THE EXERCISE
Write each record again exactly as it stands.

DATA ROWS
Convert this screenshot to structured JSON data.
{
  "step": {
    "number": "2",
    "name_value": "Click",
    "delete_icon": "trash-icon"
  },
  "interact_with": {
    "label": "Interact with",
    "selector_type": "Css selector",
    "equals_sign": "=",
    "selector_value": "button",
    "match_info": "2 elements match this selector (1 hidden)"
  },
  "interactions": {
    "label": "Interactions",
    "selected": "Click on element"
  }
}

SOLUTION
Convert this screenshot to structured JSON data.
{
  "step": {
    "number": "2",
    "name_value": "Click",
    "delete_icon": "trash-icon"
  },
  "interact_with": {
    "label": "Interact with",
    "selector_type": "Css selector",
    "equals_sign": "=",
    "selector_value": "button",
    "match_info": "2 elements match this selector (1 hidden)"
  },
  "interactions": {
    "label": "Interactions",
    "selected": "Click on element"
  }
}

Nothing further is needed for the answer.